WHAT YOU ARE ASKED TO DO: Return the records exactly as they are.

STORED DATA:
########

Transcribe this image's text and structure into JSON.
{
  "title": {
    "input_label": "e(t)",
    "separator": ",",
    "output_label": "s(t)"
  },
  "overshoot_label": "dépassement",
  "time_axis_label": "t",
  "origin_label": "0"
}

########

THE RESPONSE:
Transcribe this image's text and structure into JSON.
{
  "title": {
    "input_label": "e(t)",
    "separator": ",",
    "output_label": "s(t)"
  },
  "overshoot_label": "dépassement",
  "time_axis_label": "t",
  "origin_label": "0"
}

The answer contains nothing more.